Do any lines in the data below contain "SANDLINGS"? If so, copy every one of them.
+++ Data section
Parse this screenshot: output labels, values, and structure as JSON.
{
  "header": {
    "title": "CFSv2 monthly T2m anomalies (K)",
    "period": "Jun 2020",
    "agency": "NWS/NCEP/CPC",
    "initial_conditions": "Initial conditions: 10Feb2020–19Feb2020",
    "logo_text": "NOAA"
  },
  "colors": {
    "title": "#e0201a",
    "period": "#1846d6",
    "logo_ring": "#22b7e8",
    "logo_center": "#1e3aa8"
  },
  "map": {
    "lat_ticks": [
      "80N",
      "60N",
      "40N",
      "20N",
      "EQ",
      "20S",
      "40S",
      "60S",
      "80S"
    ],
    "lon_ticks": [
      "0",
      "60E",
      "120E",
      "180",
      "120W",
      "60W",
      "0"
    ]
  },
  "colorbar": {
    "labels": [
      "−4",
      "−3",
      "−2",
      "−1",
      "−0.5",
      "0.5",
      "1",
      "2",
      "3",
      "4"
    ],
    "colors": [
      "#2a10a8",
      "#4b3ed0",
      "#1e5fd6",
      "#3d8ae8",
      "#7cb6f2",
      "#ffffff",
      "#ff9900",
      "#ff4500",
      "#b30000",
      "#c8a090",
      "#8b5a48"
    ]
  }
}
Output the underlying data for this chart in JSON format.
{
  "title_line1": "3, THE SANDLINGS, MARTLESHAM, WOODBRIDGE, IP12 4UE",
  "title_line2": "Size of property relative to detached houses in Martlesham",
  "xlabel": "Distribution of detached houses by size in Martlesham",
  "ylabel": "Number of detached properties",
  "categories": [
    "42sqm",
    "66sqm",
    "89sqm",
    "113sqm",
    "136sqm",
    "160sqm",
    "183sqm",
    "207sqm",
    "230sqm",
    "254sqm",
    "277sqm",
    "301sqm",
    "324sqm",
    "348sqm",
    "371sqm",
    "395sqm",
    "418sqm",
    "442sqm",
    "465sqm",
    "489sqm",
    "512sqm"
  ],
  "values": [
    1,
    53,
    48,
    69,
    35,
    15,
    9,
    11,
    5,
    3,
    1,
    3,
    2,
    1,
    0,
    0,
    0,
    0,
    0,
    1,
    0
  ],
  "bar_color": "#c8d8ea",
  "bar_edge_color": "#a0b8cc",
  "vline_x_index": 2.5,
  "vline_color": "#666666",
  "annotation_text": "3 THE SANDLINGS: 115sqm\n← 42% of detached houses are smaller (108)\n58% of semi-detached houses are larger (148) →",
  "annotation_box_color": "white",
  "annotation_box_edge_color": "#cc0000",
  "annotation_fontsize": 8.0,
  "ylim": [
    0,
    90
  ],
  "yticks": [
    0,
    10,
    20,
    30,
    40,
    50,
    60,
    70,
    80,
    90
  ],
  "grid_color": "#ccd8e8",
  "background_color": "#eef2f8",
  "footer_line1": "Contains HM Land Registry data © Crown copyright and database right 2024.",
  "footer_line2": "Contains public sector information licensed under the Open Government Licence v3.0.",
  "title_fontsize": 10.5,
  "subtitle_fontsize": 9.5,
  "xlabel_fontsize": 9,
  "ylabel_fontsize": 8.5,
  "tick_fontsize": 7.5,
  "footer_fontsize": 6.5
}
++++++
**Full answer**
  "title_line1": "3, THE SANDLINGS, MARTLESHAM, WOODBRIDGE, IP12 4UE",
  "annotation_text": "3 THE SANDLINGS: 115sqm\n← 42% of detached houses are smaller (108)\n58% of semi-detached houses are larger (148) →",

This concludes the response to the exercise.